*Task requirements*:
Go through the entries one line at a time, and gather every line that has the word "color".

Figure record listings:
▶

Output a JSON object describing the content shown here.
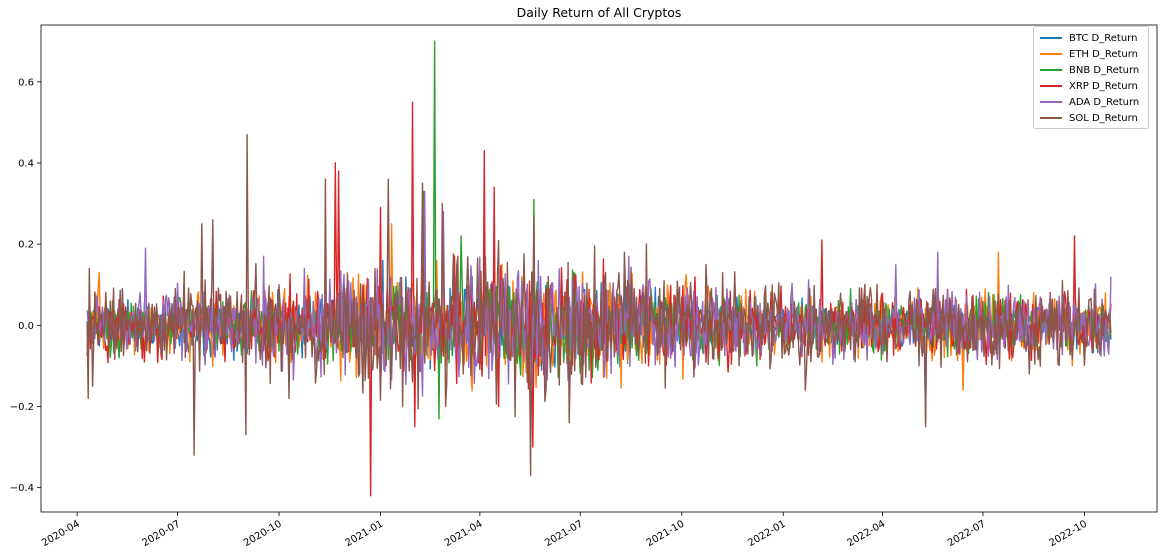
{
  "chart_data": {
    "type": "line",
    "title": "Daily Return of All Cryptos",
    "xlabel": "",
    "ylabel": "",
    "x_range": [
      "2020-04-10",
      "2022-10-25"
    ],
    "ylim": [
      -0.46,
      0.74
    ],
    "yticks": [
      -0.4,
      -0.2,
      0.0,
      0.2,
      0.4,
      0.6
    ],
    "ytick_labels": [
      "−0.4",
      "−0.2",
      "0.0",
      "0.2",
      "0.4",
      "0.6"
    ],
    "xticks": [
      "2020-04-01",
      "2020-07-01",
      "2020-10-01",
      "2021-01-01",
      "2021-04-01",
      "2021-07-01",
      "2021-10-01",
      "2022-01-01",
      "2022-04-01",
      "2022-07-01",
      "2022-10-01"
    ],
    "xtick_labels": [
      "2020-04",
      "2020-07",
      "2020-10",
      "2021-01",
      "2021-04",
      "2021-07",
      "2021-10",
      "2022-01",
      "2022-04",
      "2022-07",
      "2022-10"
    ],
    "grid": false,
    "legend_position": "top-right",
    "series": [
      {
        "name": "BTC D_Return",
        "color": "#1f77b4",
        "seed": 11,
        "base": 0.035,
        "amp": 0.018,
        "spikes": [
          [
            "2020-05-12",
            0.09
          ],
          [
            "2021-01-03",
            0.16
          ],
          [
            "2021-03-25",
            0.12
          ],
          [
            "2022-06-13",
            -0.15
          ]
        ]
      },
      {
        "name": "ETH D_Return",
        "color": "#ff7f0e",
        "seed": 23,
        "base": 0.045,
        "amp": 0.025,
        "spikes": [
          [
            "2020-04-21",
            0.13
          ],
          [
            "2021-01-11",
            0.25
          ],
          [
            "2021-05-19",
            -0.23
          ],
          [
            "2022-06-13",
            -0.16
          ],
          [
            "2022-07-15",
            0.18
          ],
          [
            "2022-09-20",
            -0.1
          ]
        ]
      },
      {
        "name": "BNB D_Return",
        "color": "#2ca02c",
        "seed": 37,
        "base": 0.04,
        "amp": 0.025,
        "spikes": [
          [
            "2021-02-09",
            0.33
          ],
          [
            "2021-02-19",
            0.7
          ],
          [
            "2021-02-23",
            -0.23
          ],
          [
            "2021-03-15",
            0.22
          ],
          [
            "2021-04-05",
            0.2
          ],
          [
            "2021-05-20",
            0.31
          ],
          [
            "2021-05-19",
            -0.2
          ]
        ]
      },
      {
        "name": "XRP D_Return",
        "color": "#d62728",
        "seed": 51,
        "base": 0.045,
        "amp": 0.03,
        "spikes": [
          [
            "2020-11-21",
            0.4
          ],
          [
            "2020-11-24",
            0.38
          ],
          [
            "2020-12-23",
            -0.42
          ],
          [
            "2021-01-01",
            0.29
          ],
          [
            "2021-01-30",
            0.55
          ],
          [
            "2021-02-01",
            -0.25
          ],
          [
            "2021-04-05",
            0.43
          ],
          [
            "2021-04-14",
            0.34
          ],
          [
            "2021-04-18",
            -0.2
          ],
          [
            "2021-05-19",
            -0.3
          ],
          [
            "2022-02-05",
            0.21
          ],
          [
            "2022-09-22",
            0.22
          ]
        ]
      },
      {
        "name": "ADA D_Return",
        "color": "#9467bd",
        "seed": 67,
        "base": 0.05,
        "amp": 0.03,
        "spikes": [
          [
            "2020-06-02",
            0.19
          ],
          [
            "2020-09-17",
            0.17
          ],
          [
            "2021-02-10",
            0.33
          ],
          [
            "2021-02-27",
            0.28
          ],
          [
            "2021-08-14",
            0.17
          ],
          [
            "2022-04-13",
            0.15
          ],
          [
            "2022-05-10",
            -0.24
          ],
          [
            "2022-05-21",
            0.18
          ],
          [
            "2022-10-25",
            0.12
          ]
        ]
      },
      {
        "name": "SOL D_Return",
        "color": "#8c564b",
        "seed": 83,
        "base": 0.06,
        "amp": 0.04,
        "spikes": [
          [
            "2020-04-11",
            -0.18
          ],
          [
            "2020-04-12",
            0.14
          ],
          [
            "2020-04-15",
            -0.15
          ],
          [
            "2020-07-16",
            -0.32
          ],
          [
            "2020-07-23",
            0.25
          ],
          [
            "2020-08-02",
            0.26
          ],
          [
            "2020-09-01",
            -0.27
          ],
          [
            "2020-09-02",
            0.47
          ],
          [
            "2020-10-10",
            -0.18
          ],
          [
            "2020-11-12",
            0.36
          ],
          [
            "2020-12-21",
            -0.13
          ],
          [
            "2021-01-08",
            0.36
          ],
          [
            "2021-01-21",
            -0.2
          ],
          [
            "2021-02-08",
            0.35
          ],
          [
            "2021-02-26",
            0.3
          ],
          [
            "2021-03-01",
            -0.2
          ],
          [
            "2021-05-17",
            -0.37
          ],
          [
            "2021-05-20",
            0.27
          ],
          [
            "2021-06-21",
            -0.24
          ],
          [
            "2021-08-10",
            0.18
          ],
          [
            "2021-08-30",
            0.2
          ],
          [
            "2022-01-21",
            -0.16
          ],
          [
            "2022-05-10",
            -0.25
          ]
        ]
      }
    ]
  }
}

◀

*Output of the task*:
        "color": "#1f77b4",
        "color": "#ff7f0e",
        "color": "#2ca02c",
        "color": "#d62728",
        "color": "#9467bd",
        "color": "#8c564b",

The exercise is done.